### Task directions
In the listing that follows, give every line again exactly and omit the pictures.

### Extracted information
-- Opening Marker --
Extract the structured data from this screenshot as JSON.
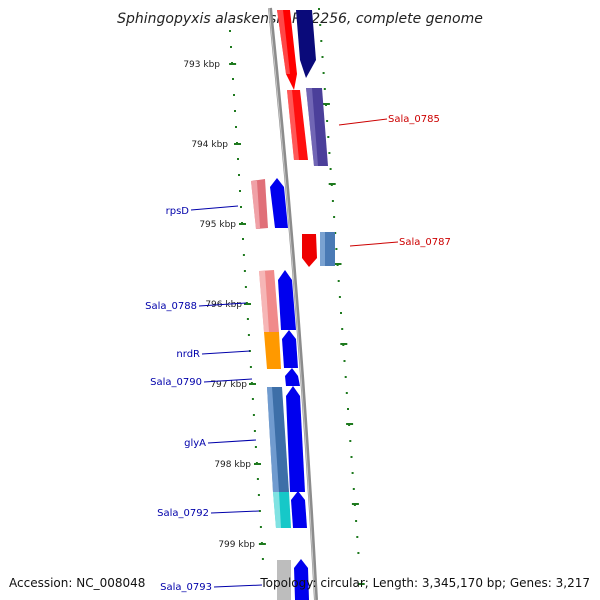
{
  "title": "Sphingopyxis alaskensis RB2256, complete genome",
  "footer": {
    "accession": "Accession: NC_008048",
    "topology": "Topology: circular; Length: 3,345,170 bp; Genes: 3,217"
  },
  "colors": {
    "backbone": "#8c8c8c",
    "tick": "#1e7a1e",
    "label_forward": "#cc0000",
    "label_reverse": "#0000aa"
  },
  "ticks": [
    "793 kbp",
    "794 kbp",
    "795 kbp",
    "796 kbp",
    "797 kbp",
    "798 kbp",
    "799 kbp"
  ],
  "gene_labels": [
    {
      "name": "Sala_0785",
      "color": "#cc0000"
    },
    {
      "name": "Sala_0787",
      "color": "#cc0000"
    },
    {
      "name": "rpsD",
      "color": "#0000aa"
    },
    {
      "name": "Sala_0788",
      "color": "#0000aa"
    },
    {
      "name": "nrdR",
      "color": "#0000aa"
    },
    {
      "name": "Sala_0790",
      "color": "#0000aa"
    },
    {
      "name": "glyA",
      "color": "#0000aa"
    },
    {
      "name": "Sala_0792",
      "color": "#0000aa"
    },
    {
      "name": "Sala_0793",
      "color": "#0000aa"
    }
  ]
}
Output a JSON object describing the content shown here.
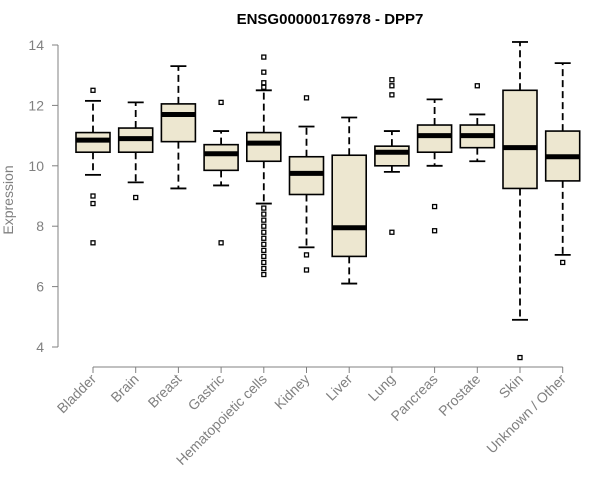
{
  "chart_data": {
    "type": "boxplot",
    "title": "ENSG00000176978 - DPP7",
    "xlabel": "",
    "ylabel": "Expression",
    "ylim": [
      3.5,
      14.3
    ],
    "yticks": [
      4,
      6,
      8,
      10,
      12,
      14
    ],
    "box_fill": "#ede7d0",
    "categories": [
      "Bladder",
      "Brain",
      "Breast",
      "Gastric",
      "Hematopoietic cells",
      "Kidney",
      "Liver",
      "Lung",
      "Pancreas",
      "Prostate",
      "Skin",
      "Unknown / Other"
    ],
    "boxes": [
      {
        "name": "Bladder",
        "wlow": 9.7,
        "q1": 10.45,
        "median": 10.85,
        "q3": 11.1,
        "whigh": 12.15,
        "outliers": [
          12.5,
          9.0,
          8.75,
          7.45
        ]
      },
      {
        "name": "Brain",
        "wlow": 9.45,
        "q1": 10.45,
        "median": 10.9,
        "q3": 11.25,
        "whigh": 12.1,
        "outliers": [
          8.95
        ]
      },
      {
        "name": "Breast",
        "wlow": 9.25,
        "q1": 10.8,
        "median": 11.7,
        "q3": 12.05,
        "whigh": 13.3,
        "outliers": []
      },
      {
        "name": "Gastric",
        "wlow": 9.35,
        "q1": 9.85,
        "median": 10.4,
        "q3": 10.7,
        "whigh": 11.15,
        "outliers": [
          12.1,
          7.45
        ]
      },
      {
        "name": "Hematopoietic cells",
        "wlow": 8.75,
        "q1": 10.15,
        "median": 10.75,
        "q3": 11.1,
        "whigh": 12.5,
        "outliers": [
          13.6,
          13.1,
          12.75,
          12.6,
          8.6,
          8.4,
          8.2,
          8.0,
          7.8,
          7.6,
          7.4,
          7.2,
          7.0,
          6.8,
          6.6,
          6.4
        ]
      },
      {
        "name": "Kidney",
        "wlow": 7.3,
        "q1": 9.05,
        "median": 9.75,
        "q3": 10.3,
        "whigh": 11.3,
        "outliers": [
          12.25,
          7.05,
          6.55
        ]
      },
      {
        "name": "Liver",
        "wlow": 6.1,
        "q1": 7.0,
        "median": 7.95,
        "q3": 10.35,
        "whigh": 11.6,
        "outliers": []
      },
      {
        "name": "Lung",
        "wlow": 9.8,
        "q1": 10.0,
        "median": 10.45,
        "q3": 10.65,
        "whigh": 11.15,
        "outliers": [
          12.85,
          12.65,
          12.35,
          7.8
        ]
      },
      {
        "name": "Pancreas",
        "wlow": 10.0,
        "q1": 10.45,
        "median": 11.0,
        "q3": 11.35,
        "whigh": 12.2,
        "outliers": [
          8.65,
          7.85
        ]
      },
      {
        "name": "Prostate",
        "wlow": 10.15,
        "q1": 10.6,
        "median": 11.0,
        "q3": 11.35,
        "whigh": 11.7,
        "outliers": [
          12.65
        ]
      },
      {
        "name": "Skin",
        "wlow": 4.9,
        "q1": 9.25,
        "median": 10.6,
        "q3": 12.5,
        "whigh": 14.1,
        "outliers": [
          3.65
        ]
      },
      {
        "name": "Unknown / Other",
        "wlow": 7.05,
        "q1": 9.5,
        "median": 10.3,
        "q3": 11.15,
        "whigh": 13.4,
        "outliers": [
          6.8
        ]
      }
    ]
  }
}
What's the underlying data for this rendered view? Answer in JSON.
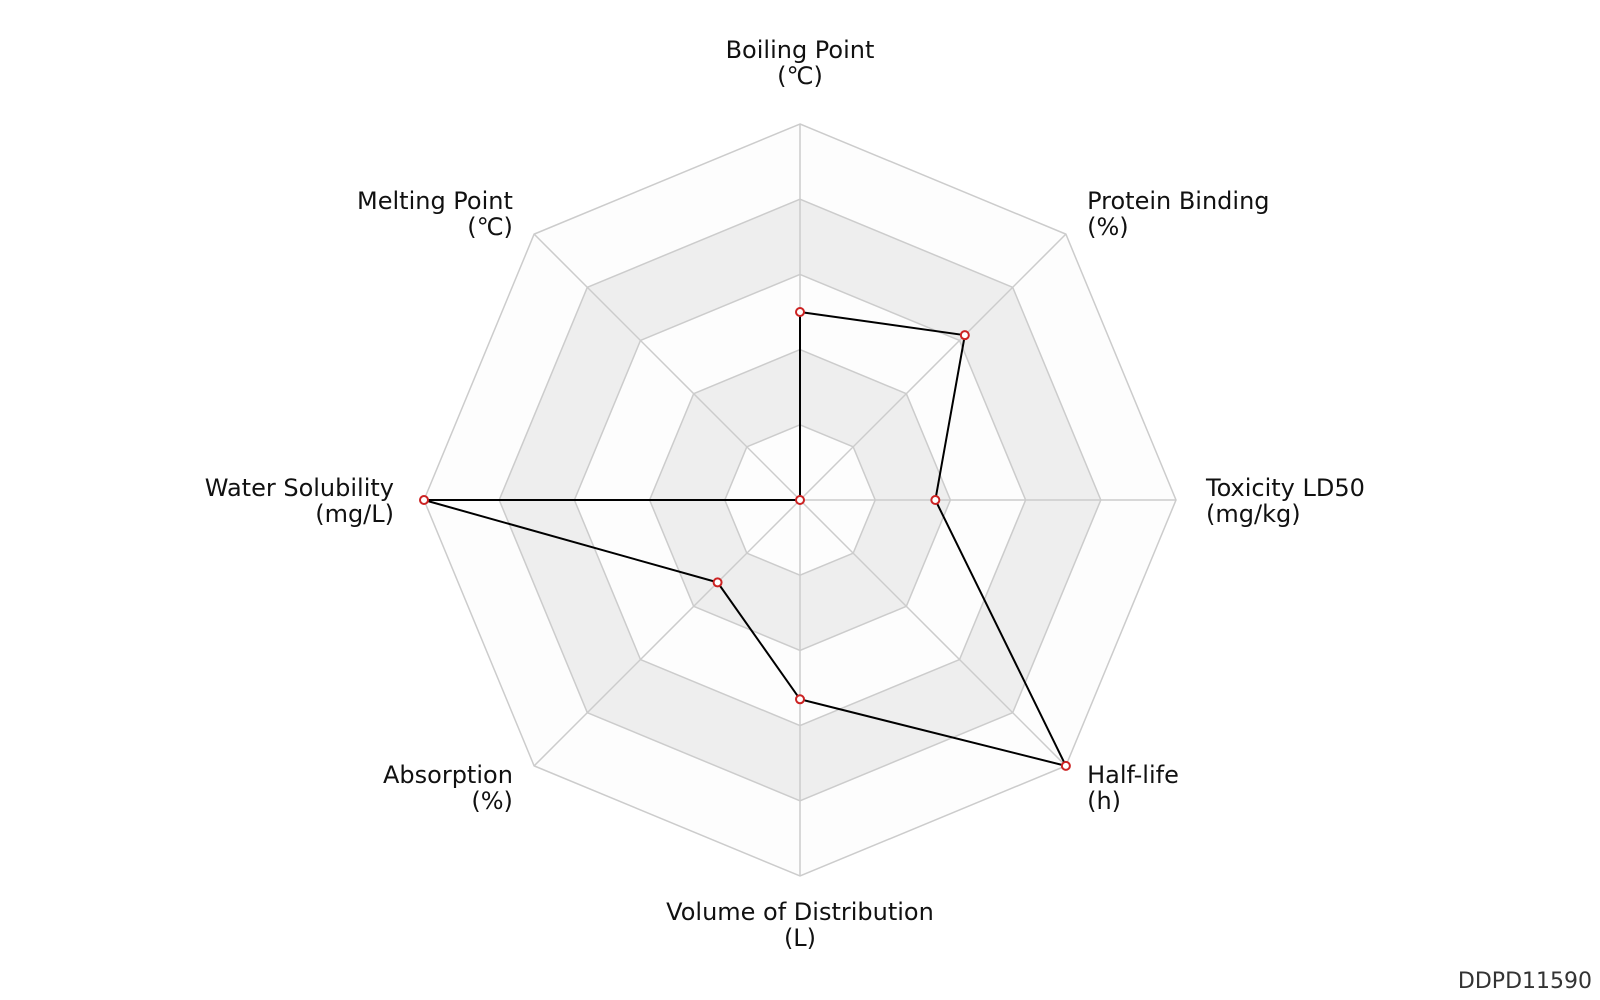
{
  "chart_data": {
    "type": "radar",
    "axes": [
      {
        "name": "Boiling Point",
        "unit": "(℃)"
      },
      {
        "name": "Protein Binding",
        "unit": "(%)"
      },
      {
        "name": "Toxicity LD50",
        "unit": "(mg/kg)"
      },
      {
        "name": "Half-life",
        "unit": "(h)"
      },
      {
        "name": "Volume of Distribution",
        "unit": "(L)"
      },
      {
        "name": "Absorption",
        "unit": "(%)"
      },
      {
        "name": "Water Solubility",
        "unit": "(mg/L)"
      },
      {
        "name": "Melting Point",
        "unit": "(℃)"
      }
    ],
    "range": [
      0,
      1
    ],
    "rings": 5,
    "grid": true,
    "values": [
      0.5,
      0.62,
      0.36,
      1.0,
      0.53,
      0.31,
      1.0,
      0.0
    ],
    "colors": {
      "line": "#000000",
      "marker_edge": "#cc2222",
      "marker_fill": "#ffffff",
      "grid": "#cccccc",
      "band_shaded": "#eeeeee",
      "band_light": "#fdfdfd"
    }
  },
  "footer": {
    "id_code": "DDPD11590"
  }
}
-- Closing Marker --
### Response
Extract the structured data from this screenshot as JSON.
{
  "title": "Sphingopyxis alaskensis RB2256, complete genome",
  "footer": {
    "accession": "Accession: NC_008048",
    "topology": "Topology: circular; Length: 3,345,170 bp; Genes: 3,217"
  },
  "colors": {
    "backbone": "#8c8c8c",
    "tick": "#1e7a1e",
    "label_forward": "#cc0000",
    "label_reverse": "#0000aa"
  },
  "ticks": [
    "793 kbp",
    "794 kbp",
    "795 kbp",
    "796 kbp",
    "797 kbp",
    "798 kbp",
    "799 kbp"
  ],
  "gene_labels": [
    {
      "name": "Sala_0785",
      "color": "#cc0000"
    },
    {
      "name": "Sala_0787",
      "color": "#cc0000"
    },
    {
      "name": "rpsD",
      "color": "#0000aa"
    },
    {
      "name": "Sala_0788",
      "color": "#0000aa"
    },
    {
      "name": "nrdR",
      "color": "#0000aa"
    },
    {
      "name": "Sala_0790",
      "color": "#0000aa"
    },
    {
      "name": "glyA",
      "color": "#0000aa"
    },
    {
      "name": "Sala_0792",
      "color": "#0000aa"
    },
    {
      "name": "Sala_0793",
      "color": "#0000aa"
    }
  ]
}
Output a JSON object describing the content shown here.
{
  "chart_data": {
    "type": "boxplot",
    "title": "ENSG00000176978 - DPP7",
    "xlabel": "",
    "ylabel": "Expression",
    "ylim": [
      3.5,
      14.3
    ],
    "yticks": [
      4,
      6,
      8,
      10,
      12,
      14
    ],
    "box_fill": "#ede7d0",
    "categories": [
      "Bladder",
      "Brain",
      "Breast",
      "Gastric",
      "Hematopoietic cells",
      "Kidney",
      "Liver",
      "Lung",
      "Pancreas",
      "Prostate",
      "Skin",
      "Unknown / Other"
    ],
    "boxes": [
      {
        "name": "Bladder",
        "wlow": 9.7,
        "q1": 10.45,
        "median": 10.85,
        "q3": 11.1,
        "whigh": 12.15,
        "outliers": [
          12.5,
          9.0,
          8.75,
          7.45
        ]
      },
      {
        "name": "Brain",
        "wlow": 9.45,
        "q1": 10.45,
        "median": 10.9,
        "q3": 11.25,
        "whigh": 12.1,
        "outliers": [
          8.95
        ]
      },
      {
        "name": "Breast",
        "wlow": 9.25,
        "q1": 10.8,
        "median": 11.7,
        "q3": 12.05,
        "whigh": 13.3,
        "outliers": []
      },
      {
        "name": "Gastric",
        "wlow": 9.35,
        "q1": 9.85,
        "median": 10.4,
        "q3": 10.7,
        "whigh": 11.15,
        "outliers": [
          12.1,
          7.45
        ]
      },
      {
        "name": "Hematopoietic cells",
        "wlow": 8.75,
        "q1": 10.15,
        "median": 10.75,
        "q3": 11.1,
        "whigh": 12.5,
        "outliers": [
          13.6,
          13.1,
          12.75,
          12.6,
          8.6,
          8.4,
          8.2,
          8.0,
          7.8,
          7.6,
          7.4,
          7.2,
          7.0,
          6.8,
          6.6,
          6.4
        ]
      },
      {
        "name": "Kidney",
        "wlow": 7.3,
        "q1": 9.05,
        "median": 9.75,
        "q3": 10.3,
        "whigh": 11.3,
        "outliers": [
          12.25,
          7.05,
          6.55
        ]
      },
      {
        "name": "Liver",
        "wlow": 6.1,
        "q1": 7.0,
        "median": 7.95,
        "q3": 10.35,
        "whigh": 11.6,
        "outliers": []
      },
      {
        "name": "Lung",
        "wlow": 9.8,
        "q1": 10.0,
        "median": 10.45,
        "q3": 10.65,
        "whigh": 11.15,
        "outliers": [
          12.85,
          12.65,
          12.35,
          7.8
        ]
      },
      {
        "name": "Pancreas",
        "wlow": 10.0,
        "q1": 10.45,
        "median": 11.0,
        "q3": 11.35,
        "whigh": 12.2,
        "outliers": [
          8.65,
          7.85
        ]
      },
      {
        "name": "Prostate",
        "wlow": 10.15,
        "q1": 10.6,
        "median": 11.0,
        "q3": 11.35,
        "whigh": 11.7,
        "outliers": [
          12.65
        ]
      },
      {
        "name": "Skin",
        "wlow": 4.9,
        "q1": 9.25,
        "median": 10.6,
        "q3": 12.5,
        "whigh": 14.1,
        "outliers": [
          3.65
        ]
      },
      {
        "name": "Unknown / Other",
        "wlow": 7.05,
        "q1": 9.5,
        "median": 10.3,
        "q3": 11.15,
        "whigh": 13.4,
        "outliers": [
          6.8
        ]
      }
    ]
  }
}
What's the underlying data for this rendered view? Answer in JSON.
{
  "chart_data": {
    "type": "radar",
    "axes": [
      {
        "name": "Boiling Point",
        "unit": "(℃)"
      },
      {
        "name": "Protein Binding",
        "unit": "(%)"
      },
      {
        "name": "Toxicity LD50",
        "unit": "(mg/kg)"
      },
      {
        "name": "Half-life",
        "unit": "(h)"
      },
      {
        "name": "Volume of Distribution",
        "unit": "(L)"
      },
      {
        "name": "Absorption",
        "unit": "(%)"
      },
      {
        "name": "Water Solubility",
        "unit": "(mg/L)"
      },
      {
        "name": "Melting Point",
        "unit": "(℃)"
      }
    ],
    "range": [
      0,
      1
    ],
    "rings": 5,
    "grid": true,
    "values": [
      0.5,
      0.62,
      0.36,
      1.0,
      0.53,
      0.31,
      1.0,
      0.0
    ],
    "colors": {
      "line": "#000000",
      "marker_edge": "#cc2222",
      "marker_fill": "#ffffff",
      "grid": "#cccccc",
      "band_shaded": "#eeeeee",
      "band_light": "#fdfdfd"
    }
  },
  "footer": {
    "id_code": "DDPD11590"
  }
}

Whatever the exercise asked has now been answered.